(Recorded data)
────────

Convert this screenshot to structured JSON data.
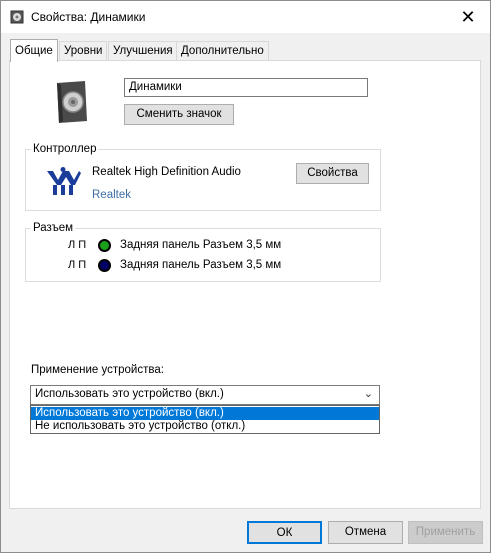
{
  "window": {
    "title": "Свойства: Динамики",
    "close_glyph": "✕"
  },
  "tabs": [
    {
      "label": "Общие",
      "active": true
    },
    {
      "label": "Уровни",
      "active": false
    },
    {
      "label": "Улучшения",
      "active": false
    },
    {
      "label": "Дополнительно",
      "active": false
    }
  ],
  "general": {
    "device_name": "Динамики",
    "change_icon_label": "Сменить значок",
    "controller": {
      "group_label": "Контроллер",
      "name": "Realtek High Definition Audio",
      "vendor_link": "Realtek",
      "properties_label": "Свойства"
    },
    "jack": {
      "group_label": "Разъем",
      "rows": [
        {
          "channels": "Л П",
          "color": "#1aa01a",
          "label": "Задняя панель Разъем 3,5 мм"
        },
        {
          "channels": "Л П",
          "color": "#000066",
          "label": "Задняя панель Разъем 3,5 мм"
        }
      ]
    },
    "usage": {
      "label": "Применение устройства:",
      "selected": "Использовать это устройство (вкл.)",
      "options": [
        "Использовать это устройство (вкл.)",
        "Не использовать это устройство (откл.)"
      ]
    }
  },
  "footer": {
    "ok_label": "ОК",
    "cancel_label": "Отмена",
    "apply_label": "Применить"
  },
  "colors": {
    "accent": "#0078d7",
    "link": "#3d6fa6",
    "disabled_text": "#a0a0a0"
  }
}
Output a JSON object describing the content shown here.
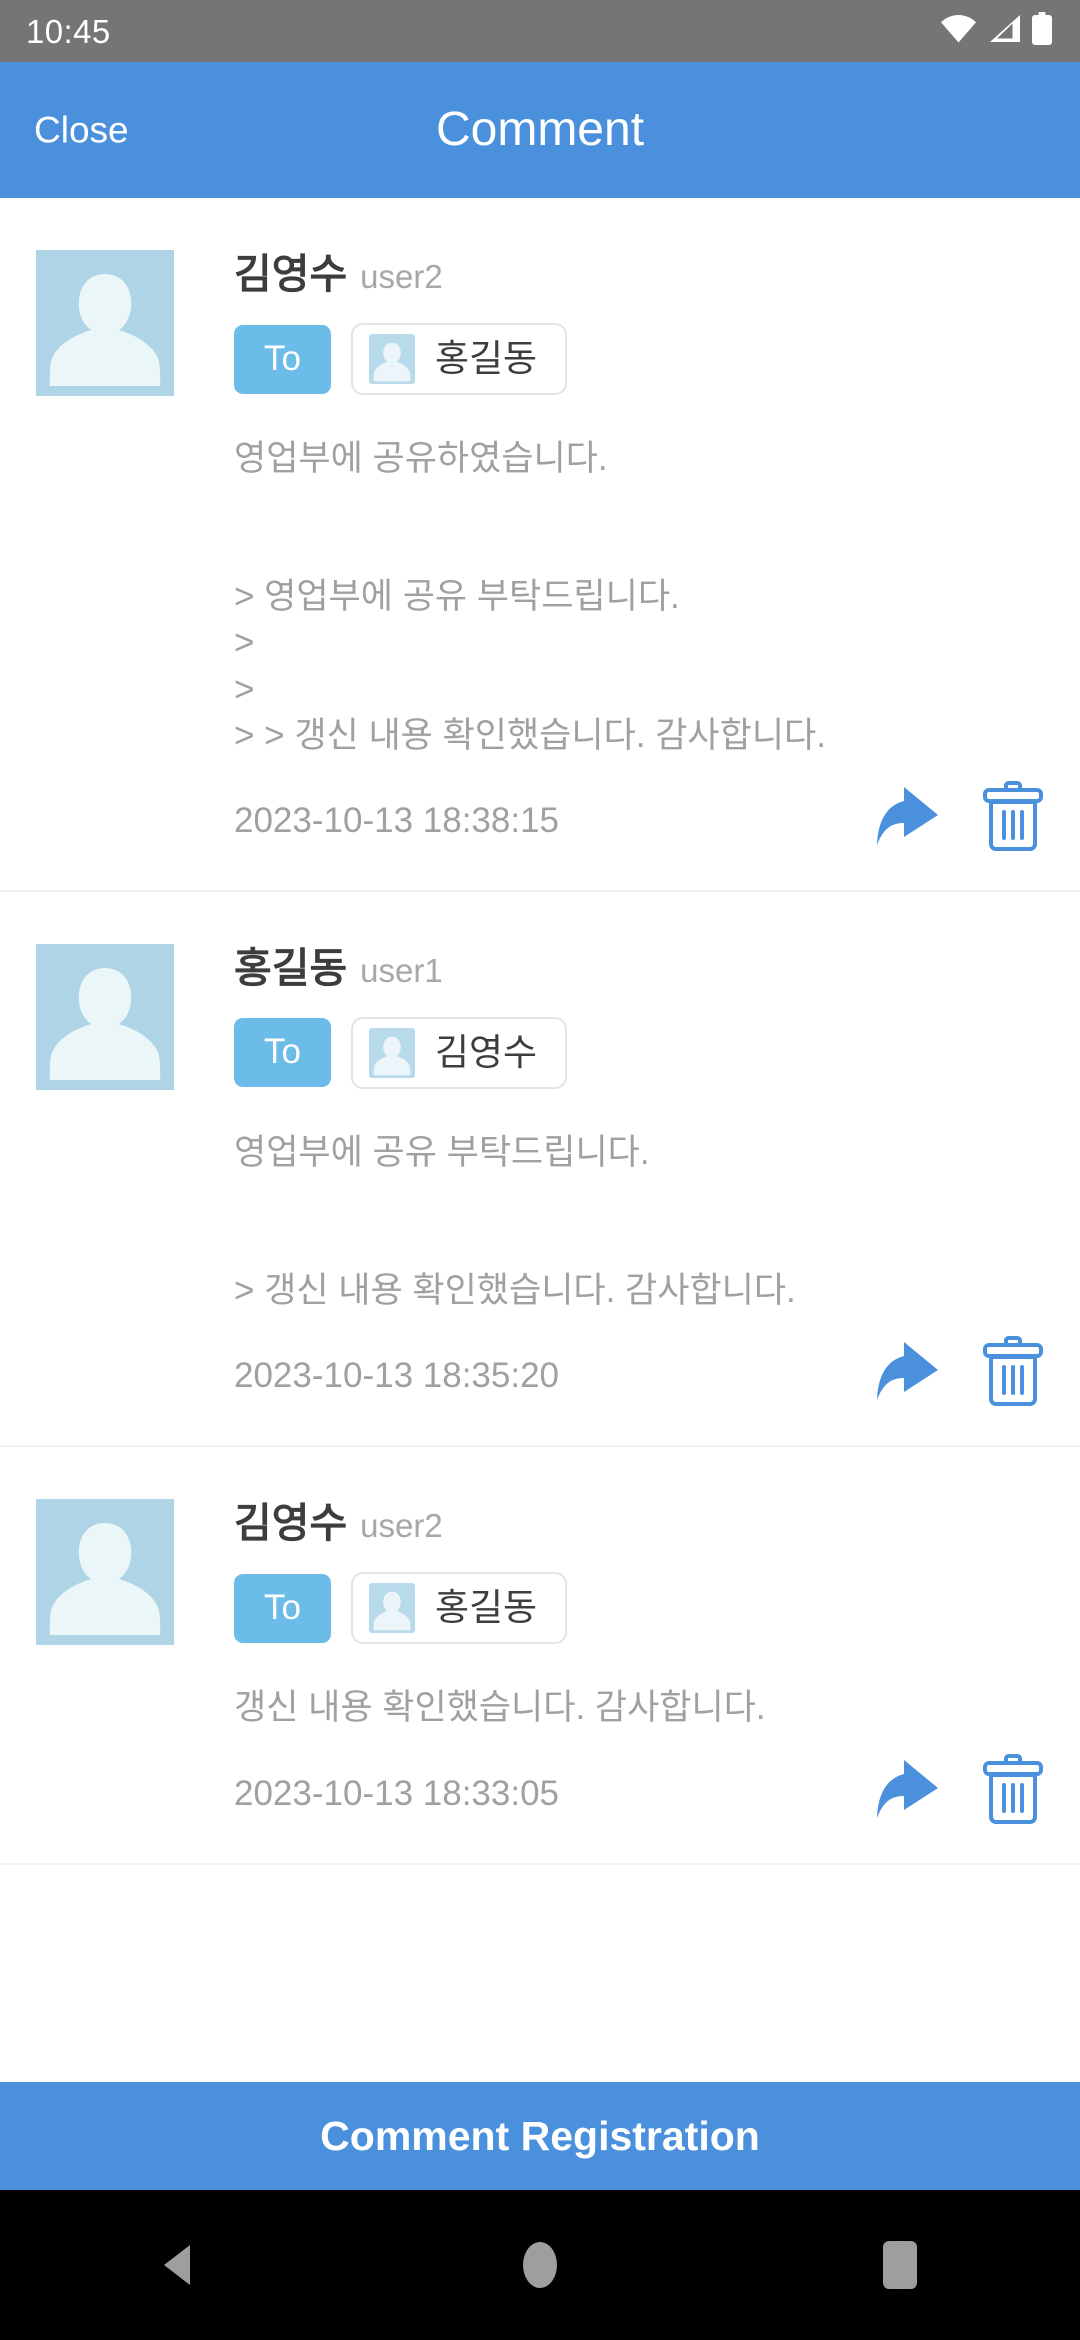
{
  "statusbar": {
    "time": "10:45",
    "icons": [
      "wifi-icon",
      "cellular-signal-icon",
      "battery-icon"
    ]
  },
  "header": {
    "close_label": "Close",
    "title": "Comment",
    "background_color": "#4a90dd"
  },
  "colors": {
    "accent_blue": "#4a90dd",
    "to_badge_blue": "#6cbce9",
    "avatar_blue": "#aed4e6",
    "icon_blue": "#4a90dd",
    "body_text_gray": "#a0a0a0",
    "name_text": "#3d3d3d",
    "divider": "#f1f2f3",
    "statusbar_gray": "#757575"
  },
  "comments": [
    {
      "author_name": "김영수",
      "author_id": "user2",
      "to_label": "To",
      "recipient": "홍길동",
      "body_lines": [
        "영업부에 공유하였습니다.",
        "",
        "",
        "> 영업부에 공유 부탁드립니다.",
        ">",
        ">",
        "> > 갱신 내용 확인했습니다. 감사합니다."
      ],
      "timestamp": "2023-10-13 18:38:15",
      "actions": [
        "reply-icon",
        "delete-icon"
      ]
    },
    {
      "author_name": "홍길동",
      "author_id": "user1",
      "to_label": "To",
      "recipient": "김영수",
      "body_lines": [
        "영업부에 공유 부탁드립니다.",
        "",
        "",
        "> 갱신 내용 확인했습니다. 감사합니다."
      ],
      "timestamp": "2023-10-13 18:35:20",
      "actions": [
        "reply-icon",
        "delete-icon"
      ]
    },
    {
      "author_name": "김영수",
      "author_id": "user2",
      "to_label": "To",
      "recipient": "홍길동",
      "body_lines": [
        "갱신 내용 확인했습니다. 감사합니다."
      ],
      "timestamp": "2023-10-13 18:33:05",
      "actions": [
        "reply-icon",
        "delete-icon"
      ]
    }
  ],
  "footer": {
    "register_label": "Comment Registration"
  },
  "navbar": {
    "back_label": "back-icon",
    "home_label": "home-icon",
    "recents_label": "recents-icon"
  }
}
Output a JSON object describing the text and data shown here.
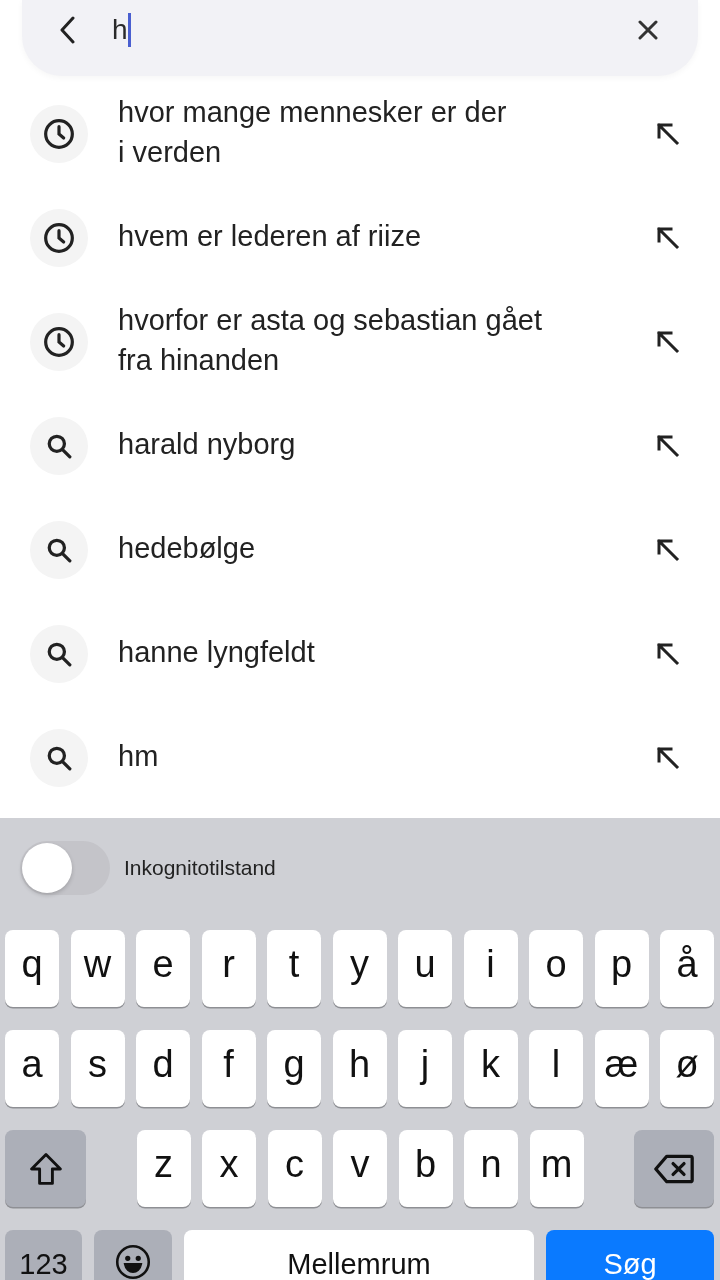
{
  "search": {
    "value": "h",
    "focused": true
  },
  "suggestions": [
    {
      "kind": "history",
      "text": "hvor mange mennesker er der\ni verden"
    },
    {
      "kind": "history",
      "text": "hvem er lederen af riize"
    },
    {
      "kind": "history",
      "text": "hvorfor er asta og sebastian gået\nfra hinanden"
    },
    {
      "kind": "query",
      "text": "harald nyborg"
    },
    {
      "kind": "query",
      "text": "hedebølge"
    },
    {
      "kind": "query",
      "text": "hanne lyngfeldt"
    },
    {
      "kind": "query",
      "text": "hm"
    }
  ],
  "incognito": {
    "label": "Inkognitotilstand",
    "on": false
  },
  "keyboard": {
    "top_row": [
      "q",
      "w",
      "e",
      "r",
      "t",
      "y",
      "u",
      "i",
      "o",
      "p",
      "å"
    ],
    "middle_row": [
      "a",
      "s",
      "d",
      "f",
      "g",
      "h",
      "j",
      "k",
      "l",
      "æ",
      "ø"
    ],
    "bottom_letters": [
      "z",
      "x",
      "c",
      "v",
      "b",
      "n",
      "m"
    ],
    "numbers_key": "123",
    "space_key": "Mellemrum",
    "action_key": "Søg"
  }
}
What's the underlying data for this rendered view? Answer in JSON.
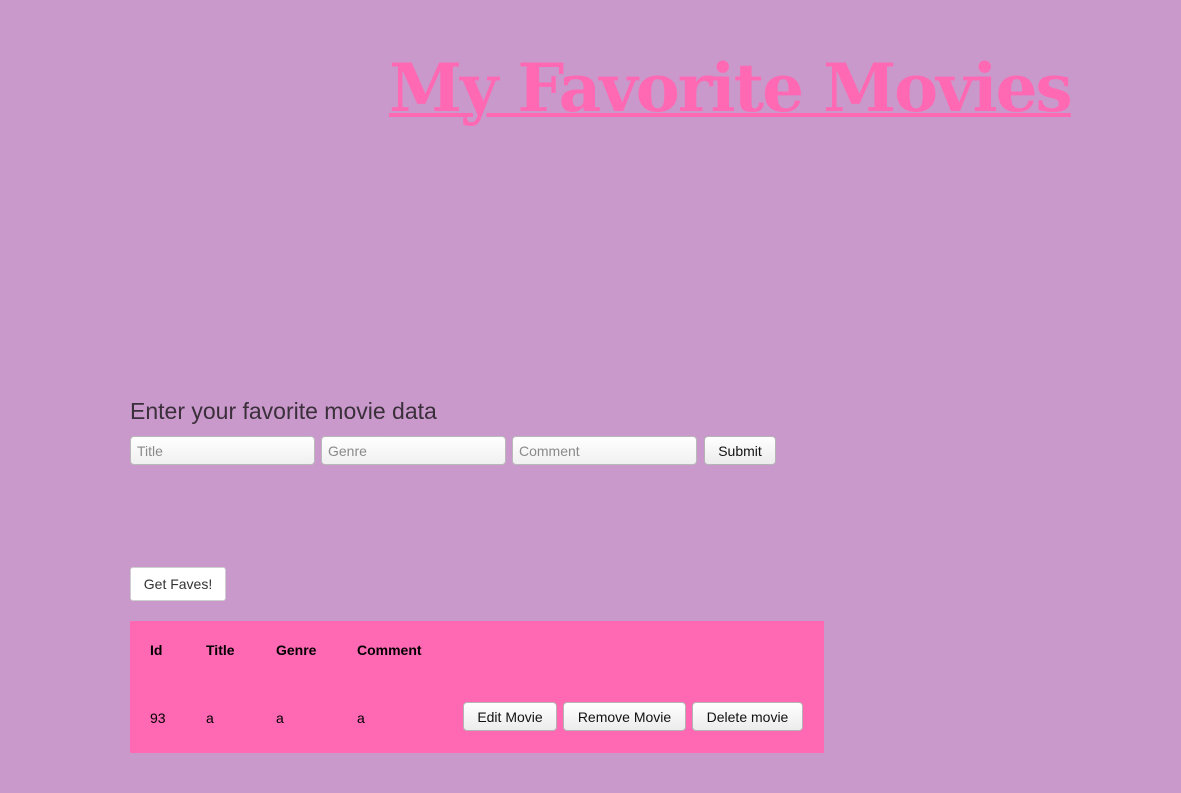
{
  "header": {
    "title": "My Favorite Movies"
  },
  "form": {
    "heading": "Enter your favorite movie data",
    "title_placeholder": "Title",
    "genre_placeholder": "Genre",
    "comment_placeholder": "Comment",
    "submit_label": "Submit"
  },
  "faves": {
    "button_label": "Get Faves!"
  },
  "table": {
    "columns": [
      "Id",
      "Title",
      "Genre",
      "Comment"
    ],
    "rows": [
      {
        "id": "93",
        "title": "a",
        "genre": "a",
        "comment": "a",
        "actions": {
          "edit_label": "Edit Movie",
          "remove_label": "Remove Movie",
          "delete_label": "Delete movie"
        }
      }
    ]
  },
  "colors": {
    "background": "#c999cb",
    "accent": "#ff69b4"
  }
}
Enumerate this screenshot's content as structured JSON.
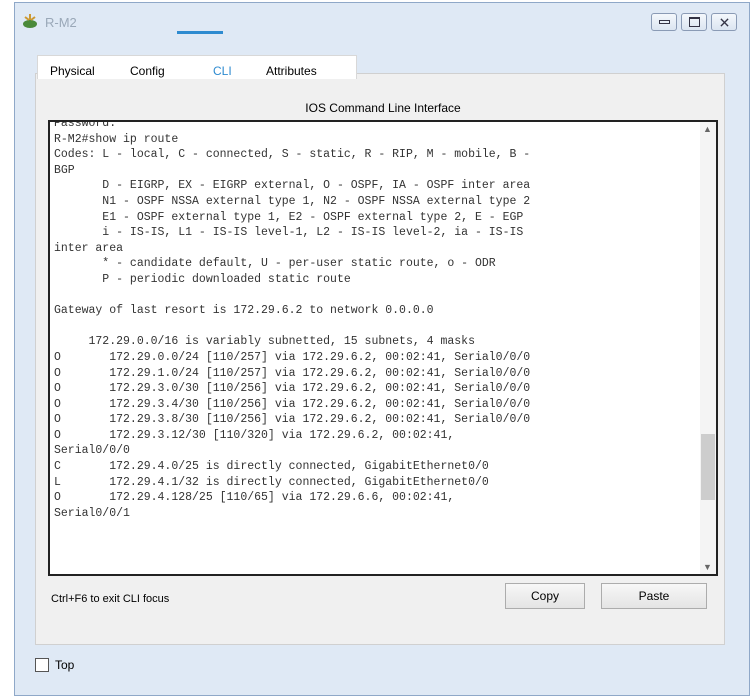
{
  "window": {
    "title": "R-M2",
    "controls": [
      "minimize",
      "maximize",
      "close"
    ]
  },
  "tabs": [
    {
      "label": "Physical"
    },
    {
      "label": "Config"
    },
    {
      "label": "CLI",
      "active": true
    },
    {
      "label": "Attributes"
    }
  ],
  "cli": {
    "title": "IOS Command Line Interface",
    "lines": [
      "Password:",
      "R-M2#show ip route",
      "Codes: L - local, C - connected, S - static, R - RIP, M - mobile, B -",
      "BGP",
      "       D - EIGRP, EX - EIGRP external, O - OSPF, IA - OSPF inter area",
      "       N1 - OSPF NSSA external type 1, N2 - OSPF NSSA external type 2",
      "       E1 - OSPF external type 1, E2 - OSPF external type 2, E - EGP",
      "       i - IS-IS, L1 - IS-IS level-1, L2 - IS-IS level-2, ia - IS-IS",
      "inter area",
      "       * - candidate default, U - per-user static route, o - ODR",
      "       P - periodic downloaded static route",
      "",
      "Gateway of last resort is 172.29.6.2 to network 0.0.0.0",
      "",
      "     172.29.0.0/16 is variably subnetted, 15 subnets, 4 masks",
      "O       172.29.0.0/24 [110/257] via 172.29.6.2, 00:02:41, Serial0/0/0",
      "O       172.29.1.0/24 [110/257] via 172.29.6.2, 00:02:41, Serial0/0/0",
      "O       172.29.3.0/30 [110/256] via 172.29.6.2, 00:02:41, Serial0/0/0",
      "O       172.29.3.4/30 [110/256] via 172.29.6.2, 00:02:41, Serial0/0/0",
      "O       172.29.3.8/30 [110/256] via 172.29.6.2, 00:02:41, Serial0/0/0",
      "O       172.29.3.12/30 [110/320] via 172.29.6.2, 00:02:41,",
      "Serial0/0/0",
      "C       172.29.4.0/25 is directly connected, GigabitEthernet0/0",
      "L       172.29.4.1/32 is directly connected, GigabitEthernet0/0",
      "O       172.29.4.128/25 [110/65] via 172.29.6.6, 00:02:41,",
      "Serial0/0/1"
    ]
  },
  "status_text": "Ctrl+F6 to exit CLI focus",
  "buttons": {
    "copy": "Copy",
    "paste": "Paste"
  },
  "top_checkbox": {
    "label": "Top",
    "checked": false
  },
  "colors": {
    "accent": "#2e8bd0",
    "window_bg": "#dfe9f5"
  }
}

────────

▶ _What is expected_:
Count every line in the data where the string "Свойства" occurs. Give nothing except the number.

▶ _Written response_:
2